## What is required
Reproduce all the entries exactly and keep the pictures out.

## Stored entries
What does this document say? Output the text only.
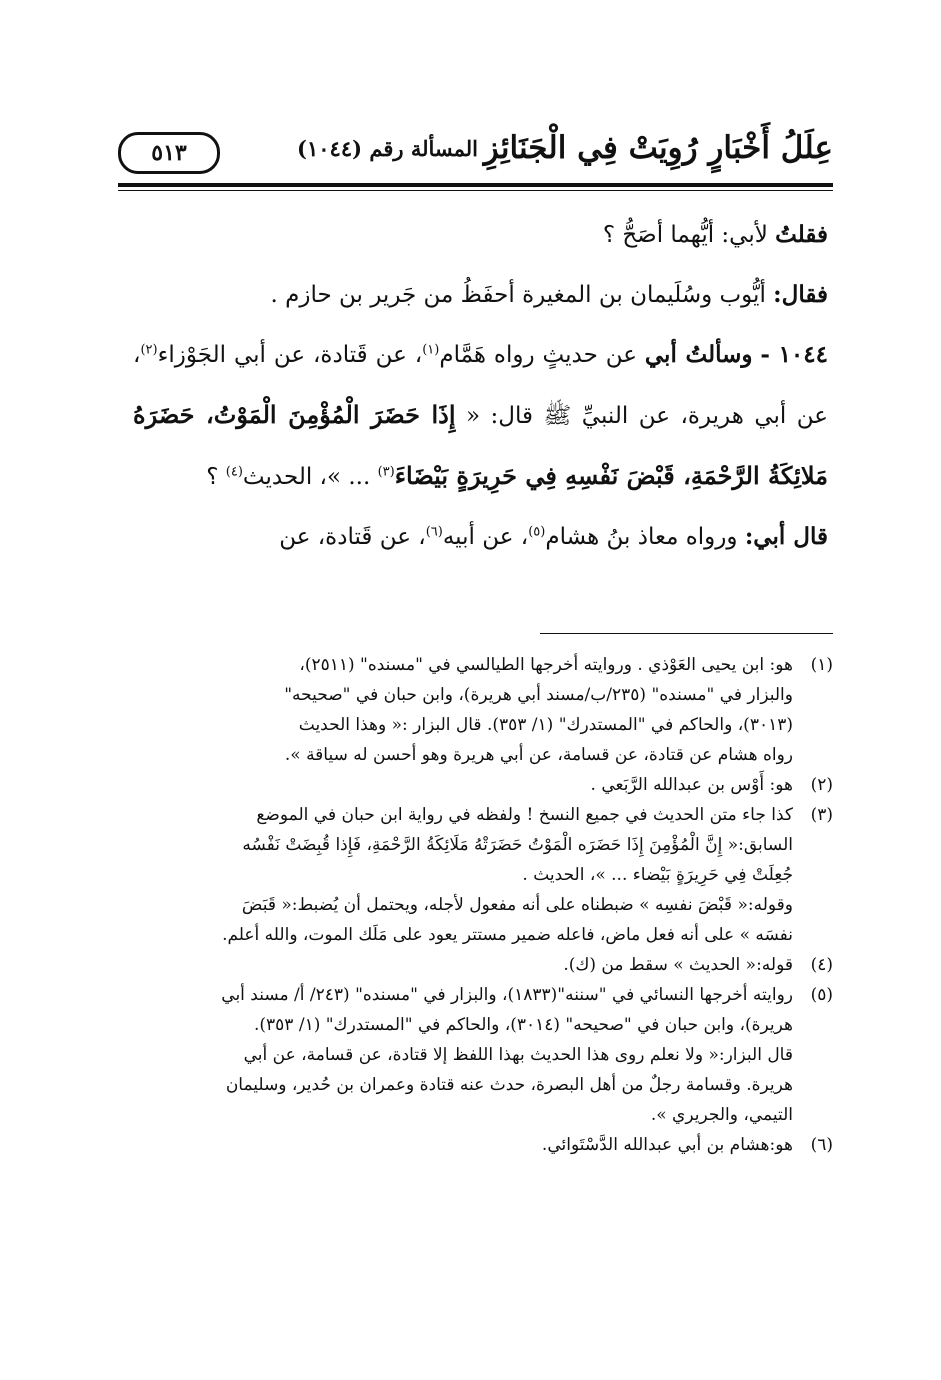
عِلَلُ أَخْبَارٍ رُوِيَتْ فِي الْجَنَائِزِ
المسألة رقم (١٠٤٤)
٥١٣

فقلتُ لأبي: أيُّهما أصَحُّ ؟

فقال: أيُّوب وسُلَيمان بن المغيرة أحفَظُ من جَرير بن حازم .

١٠٤٤ - وسألتُ أبي عن حديثٍ رواه هَمَّام$^{(١)}$، عن قَتادة، عن أبي الجَوْزاء$^{(٢)}$، عن أبي هريرة، عن النبيِّ ﷺ قال: « إِذَا حَضَرَ الْمُؤْمِنَ الْمَوْتُ، حَضَرَهُ مَلائِكَةُ الرَّحْمَةِ، قَبْضَ نَفْسِهِ فِي حَرِيرَةٍ بَيْضَاءَ$^{(٣)}$ ... »، الحديث$^{(٤)}$ ؟

قال أبي: ورواه معاذ بنُ هشام$^{(٥)}$، عن أبيه$^{(٦)}$، عن قَتادة، عن

(١)
هو: ابن يحيى العَوْذي . وروايته أخرجها الطيالسي في "مسنده" (٢٥١١)،
والبزار في "مسنده" (٢٣٥/ب/مسند أبي هريرة)، وابن حبان في "صحيحه"
(٣٠١٣)، والحاكم في "المستدرك" (١/ ٣٥٣). قال البزار :« وهذا الحديث
رواه هشام عن قتادة، عن قسامة، عن أبي هريرة وهو أحسن له سياقة ».
(٢)
هو: أَوْس بن عبدالله الرَّبَعي .
(٣)
كذا جاء متن الحديث في جميع النسخ ! ولفظه في رواية ابن حبان في الموضع
السابق:« إِنَّ الْمُؤْمِنَ إِذَا حَضَرَه الْمَوْتُ حَضَرَتْهُ مَلَائِكَةُ الرَّحْمَةِ، فَإِذا قُبِضَتْ نَفْسُه
جُعِلَتْ فِي حَرِيرَةٍ بَيْضاء ... »، الحديث .
وقوله:« قَبْضَ نفسِه » ضبطناه على أنه مفعول لأجله، ويحتمل أن يُضبط:« قَبَضَ
نفسَه » على أنه فعل ماض، فاعله ضمير مستتر يعود على مَلَك الموت، والله أعلم.
(٤)
قوله:« الحديث » سقط من (ك).
(٥)
روايته أخرجها النسائي في "سننه"(١٨٣٣)، والبزار في "مسنده" (٢٤٣/ أ/ مسند أبي
هريرة)، وابن حبان في "صحيحه" (٣٠١٤)، والحاكم في "المستدرك" (١/ ٣٥٣).
قال البزار:« ولا نعلم روى هذا الحديث بهذا اللفظ إلا قتادة، عن قسامة، عن أبي
هريرة. وقسامة رجلٌ من أهل البصرة، حدث عنه قتادة وعمران بن حُدير، وسليمان
التيمي، والجريري ».
(٦)
هو:هشام بن أبي عبدالله الدَّسْتَوائي.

## Output for this task
What does this document say? Output the text only.
عِلَلُ أَخْبَارٍ رُوِيَتْ فِي الْجَنَائِزِ
المسألة رقم (١٠٤٤)
٥١٣

فقلتُ لأبي: أيُّهما أصَحُّ ؟

فقال: أيُّوب وسُلَيمان بن المغيرة أحفَظُ من جَرير بن حازم .

١٠٤٤ - وسألتُ أبي عن حديثٍ رواه هَمَّام$^{(١)}$، عن قَتادة، عن أبي الجَوْزاء$^{(٢)}$، عن أبي هريرة، عن النبيِّ ﷺ قال: « إِذَا حَضَرَ الْمُؤْمِنَ الْمَوْتُ، حَضَرَهُ مَلائِكَةُ الرَّحْمَةِ، قَبْضَ نَفْسِهِ فِي حَرِيرَةٍ بَيْضَاءَ$^{(٣)}$ ... »، الحديث$^{(٤)}$ ؟

قال أبي: ورواه معاذ بنُ هشام$^{(٥)}$، عن أبيه$^{(٦)}$، عن قَتادة، عن

(١)
هو: ابن يحيى العَوْذي . وروايته أخرجها الطيالسي في "مسنده" (٢٥١١)،
والبزار في "مسنده" (٢٣٥/ب/مسند أبي هريرة)، وابن حبان في "صحيحه"
(٣٠١٣)، والحاكم في "المستدرك" (١/ ٣٥٣). قال البزار :« وهذا الحديث
رواه هشام عن قتادة، عن قسامة، عن أبي هريرة وهو أحسن له سياقة ».
(٢)
هو: أَوْس بن عبدالله الرَّبَعي .
(٣)
كذا جاء متن الحديث في جميع النسخ ! ولفظه في رواية ابن حبان في الموضع
السابق:« إِنَّ الْمُؤْمِنَ إِذَا حَضَرَه الْمَوْتُ حَضَرَتْهُ مَلَائِكَةُ الرَّحْمَةِ، فَإِذا قُبِضَتْ نَفْسُه
جُعِلَتْ فِي حَرِيرَةٍ بَيْضاء ... »، الحديث .
وقوله:« قَبْضَ نفسِه » ضبطناه على أنه مفعول لأجله، ويحتمل أن يُضبط:« قَبَضَ
نفسَه » على أنه فعل ماض، فاعله ضمير مستتر يعود على مَلَك الموت، والله أعلم.
(٤)
قوله:« الحديث » سقط من (ك).
(٥)
روايته أخرجها النسائي في "سننه"(١٨٣٣)، والبزار في "مسنده" (٢٤٣/ أ/ مسند أبي
هريرة)، وابن حبان في "صحيحه" (٣٠١٤)، والحاكم في "المستدرك" (١/ ٣٥٣).
قال البزار:« ولا نعلم روى هذا الحديث بهذا اللفظ إلا قتادة، عن قسامة، عن أبي
هريرة. وقسامة رجلٌ من أهل البصرة، حدث عنه قتادة وعمران بن حُدير، وسليمان
التيمي، والجريري ».
(٦)
هو:هشام بن أبي عبدالله الدَّسْتَوائي.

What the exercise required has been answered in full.